Exercise: Write out every line of the material exactly as it appears.
•••••
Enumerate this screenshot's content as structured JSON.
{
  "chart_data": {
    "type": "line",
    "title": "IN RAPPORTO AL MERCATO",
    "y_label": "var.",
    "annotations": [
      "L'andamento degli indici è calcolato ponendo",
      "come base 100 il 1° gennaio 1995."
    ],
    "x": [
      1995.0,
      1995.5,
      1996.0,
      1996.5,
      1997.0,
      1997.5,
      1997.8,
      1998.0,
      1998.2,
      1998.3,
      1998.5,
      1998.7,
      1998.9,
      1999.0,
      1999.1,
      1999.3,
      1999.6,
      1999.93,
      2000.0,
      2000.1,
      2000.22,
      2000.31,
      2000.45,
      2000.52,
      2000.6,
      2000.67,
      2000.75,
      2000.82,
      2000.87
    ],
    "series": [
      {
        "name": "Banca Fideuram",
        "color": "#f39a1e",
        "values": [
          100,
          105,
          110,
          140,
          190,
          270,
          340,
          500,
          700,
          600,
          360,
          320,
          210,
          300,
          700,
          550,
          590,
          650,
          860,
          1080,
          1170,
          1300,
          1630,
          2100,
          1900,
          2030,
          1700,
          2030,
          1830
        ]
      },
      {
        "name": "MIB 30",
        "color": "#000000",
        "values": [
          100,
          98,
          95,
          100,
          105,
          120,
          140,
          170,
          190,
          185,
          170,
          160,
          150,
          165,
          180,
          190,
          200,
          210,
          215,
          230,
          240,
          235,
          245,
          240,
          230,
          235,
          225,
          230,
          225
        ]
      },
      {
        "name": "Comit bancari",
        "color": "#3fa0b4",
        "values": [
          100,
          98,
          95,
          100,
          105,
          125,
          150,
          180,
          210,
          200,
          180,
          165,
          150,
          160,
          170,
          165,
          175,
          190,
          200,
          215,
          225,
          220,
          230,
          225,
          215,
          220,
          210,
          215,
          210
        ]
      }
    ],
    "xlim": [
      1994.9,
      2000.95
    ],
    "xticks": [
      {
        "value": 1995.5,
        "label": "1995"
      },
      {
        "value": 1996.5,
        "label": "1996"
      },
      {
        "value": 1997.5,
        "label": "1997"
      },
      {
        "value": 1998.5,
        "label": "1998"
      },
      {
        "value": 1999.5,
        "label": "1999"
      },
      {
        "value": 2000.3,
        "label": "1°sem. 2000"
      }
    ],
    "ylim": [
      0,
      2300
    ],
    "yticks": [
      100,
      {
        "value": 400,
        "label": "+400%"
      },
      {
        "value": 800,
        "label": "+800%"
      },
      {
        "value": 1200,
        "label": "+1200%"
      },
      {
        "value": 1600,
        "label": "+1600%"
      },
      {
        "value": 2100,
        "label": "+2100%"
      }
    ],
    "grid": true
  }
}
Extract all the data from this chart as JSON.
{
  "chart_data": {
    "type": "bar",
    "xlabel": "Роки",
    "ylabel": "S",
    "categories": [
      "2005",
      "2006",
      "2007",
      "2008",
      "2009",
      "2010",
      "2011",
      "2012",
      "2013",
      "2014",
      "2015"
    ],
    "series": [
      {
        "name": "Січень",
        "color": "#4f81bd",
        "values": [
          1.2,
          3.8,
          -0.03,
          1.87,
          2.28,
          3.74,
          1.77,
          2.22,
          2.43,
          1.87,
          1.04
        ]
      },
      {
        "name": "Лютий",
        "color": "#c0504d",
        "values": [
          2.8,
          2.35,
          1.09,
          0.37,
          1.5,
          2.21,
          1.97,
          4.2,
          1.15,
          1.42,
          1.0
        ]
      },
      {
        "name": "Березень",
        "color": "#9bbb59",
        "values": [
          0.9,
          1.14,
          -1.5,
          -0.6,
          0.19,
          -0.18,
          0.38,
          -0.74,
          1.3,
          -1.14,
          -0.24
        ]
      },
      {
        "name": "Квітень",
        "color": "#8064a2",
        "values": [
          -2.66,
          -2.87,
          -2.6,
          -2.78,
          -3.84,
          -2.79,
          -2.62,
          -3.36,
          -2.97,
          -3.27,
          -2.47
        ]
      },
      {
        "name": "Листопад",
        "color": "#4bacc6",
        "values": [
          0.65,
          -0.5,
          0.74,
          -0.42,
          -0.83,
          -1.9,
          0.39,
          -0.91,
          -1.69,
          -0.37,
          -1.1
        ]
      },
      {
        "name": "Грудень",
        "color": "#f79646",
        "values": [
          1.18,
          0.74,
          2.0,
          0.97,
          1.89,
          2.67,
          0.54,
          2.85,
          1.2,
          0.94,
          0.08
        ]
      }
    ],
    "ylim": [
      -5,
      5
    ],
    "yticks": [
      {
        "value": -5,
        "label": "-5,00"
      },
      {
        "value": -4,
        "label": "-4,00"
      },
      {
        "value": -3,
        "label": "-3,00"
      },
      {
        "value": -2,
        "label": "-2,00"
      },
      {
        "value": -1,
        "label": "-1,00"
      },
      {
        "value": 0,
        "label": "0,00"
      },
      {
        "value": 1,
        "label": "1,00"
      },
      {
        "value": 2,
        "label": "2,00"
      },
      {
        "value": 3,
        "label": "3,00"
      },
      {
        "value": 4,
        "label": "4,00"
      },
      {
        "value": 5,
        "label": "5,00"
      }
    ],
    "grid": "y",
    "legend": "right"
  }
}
•••••
In response:
Enumerate this screenshot's content as structured JSON.
{
  "chart_data": {
    "type": "line",
    "title": "IN RAPPORTO AL MERCATO",
    "y_label": "var.",
    "annotations": [
      "L'andamento degli indici è calcolato ponendo",
      "come base 100 il 1° gennaio 1995."
    ],
    "x": [
      1995.0,
      1995.5,
      1996.0,
      1996.5,
      1997.0,
      1997.5,
      1997.8,
      1998.0,
      1998.2,
      1998.3,
      1998.5,
      1998.7,
      1998.9,
      1999.0,
      1999.1,
      1999.3,
      1999.6,
      1999.93,
      2000.0,
      2000.1,
      2000.22,
      2000.31,
      2000.45,
      2000.52,
      2000.6,
      2000.67,
      2000.75,
      2000.82,
      2000.87
    ],
    "series": [
      {
        "name": "Banca Fideuram",
        "color": "#f39a1e",
        "values": [
          100,
          105,
          110,
          140,
          190,
          270,
          340,
          500,
          700,
          600,
          360,
          320,
          210,
          300,
          700,
          550,
          590,
          650,
          860,
          1080,
          1170,
          1300,
          1630,
          2100,
          1900,
          2030,
          1700,
          2030,
          1830
        ]
      },
      {
        "name": "MIB 30",
        "color": "#000000",
        "values": [
          100,
          98,
          95,
          100,
          105,
          120,
          140,
          170,
          190,
          185,
          170,
          160,
          150,
          165,
          180,
          190,
          200,
          210,
          215,
          230,
          240,
          235,
          245,
          240,
          230,
          235,
          225,
          230,
          225
        ]
      },
      {
        "name": "Comit bancari",
        "color": "#3fa0b4",
        "values": [
          100,
          98,
          95,
          100,
          105,
          125,
          150,
          180,
          210,
          200,
          180,
          165,
          150,
          160,
          170,
          165,
          175,
          190,
          200,
          215,
          225,
          220,
          230,
          225,
          215,
          220,
          210,
          215,
          210
        ]
      }
    ],
    "xlim": [
      1994.9,
      2000.95
    ],
    "xticks": [
      {
        "value": 1995.5,
        "label": "1995"
      },
      {
        "value": 1996.5,
        "label": "1996"
      },
      {
        "value": 1997.5,
        "label": "1997"
      },
      {
        "value": 1998.5,
        "label": "1998"
      },
      {
        "value": 1999.5,
        "label": "1999"
      },
      {
        "value": 2000.3,
        "label": "1°sem. 2000"
      }
    ],
    "ylim": [
      0,
      2300
    ],
    "yticks": [
      100,
      {
        "value": 400,
        "label": "+400%"
      },
      {
        "value": 800,
        "label": "+800%"
      },
      {
        "value": 1200,
        "label": "+1200%"
      },
      {
        "value": 1600,
        "label": "+1600%"
      },
      {
        "value": 2100,
        "label": "+2100%"
      }
    ],
    "grid": true
  }
}
Extract all the data from this chart as JSON.
{
  "chart_data": {
    "type": "bar",
    "xlabel": "Роки",
    "ylabel": "S",
    "categories": [
      "2005",
      "2006",
      "2007",
      "2008",
      "2009",
      "2010",
      "2011",
      "2012",
      "2013",
      "2014",
      "2015"
    ],
    "series": [
      {
        "name": "Січень",
        "color": "#4f81bd",
        "values": [
          1.2,
          3.8,
          -0.03,
          1.87,
          2.28,
          3.74,
          1.77,
          2.22,
          2.43,
          1.87,
          1.04
        ]
      },
      {
        "name": "Лютий",
        "color": "#c0504d",
        "values": [
          2.8,
          2.35,
          1.09,
          0.37,
          1.5,
          2.21,
          1.97,
          4.2,
          1.15,
          1.42,
          1.0
        ]
      },
      {
        "name": "Березень",
        "color": "#9bbb59",
        "values": [
          0.9,
          1.14,
          -1.5,
          -0.6,
          0.19,
          -0.18,
          0.38,
          -0.74,
          1.3,
          -1.14,
          -0.24
        ]
      },
      {
        "name": "Квітень",
        "color": "#8064a2",
        "values": [
          -2.66,
          -2.87,
          -2.6,
          -2.78,
          -3.84,
          -2.79,
          -2.62,
          -3.36,
          -2.97,
          -3.27,
          -2.47
        ]
      },
      {
        "name": "Листопад",
        "color": "#4bacc6",
        "values": [
          0.65,
          -0.5,
          0.74,
          -0.42,
          -0.83,
          -1.9,
          0.39,
          -0.91,
          -1.69,
          -0.37,
          -1.1
        ]
      },
      {
        "name": "Грудень",
        "color": "#f79646",
        "values": [
          1.18,
          0.74,
          2.0,
          0.97,
          1.89,
          2.67,
          0.54,
          2.85,
          1.2,
          0.94,
          0.08
        ]
      }
    ],
    "ylim": [
      -5,
      5
    ],
    "yticks": [
      {
        "value": -5,
        "label": "-5,00"
      },
      {
        "value": -4,
        "label": "-4,00"
      },
      {
        "value": -3,
        "label": "-3,00"
      },
      {
        "value": -2,
        "label": "-2,00"
      },
      {
        "value": -1,
        "label": "-1,00"
      },
      {
        "value": 0,
        "label": "0,00"
      },
      {
        "value": 1,
        "label": "1,00"
      },
      {
        "value": 2,
        "label": "2,00"
      },
      {
        "value": 3,
        "label": "3,00"
      },
      {
        "value": 4,
        "label": "4,00"
      },
      {
        "value": 5,
        "label": "5,00"
      }
    ],
    "grid": "y",
    "legend": "right"
  }
}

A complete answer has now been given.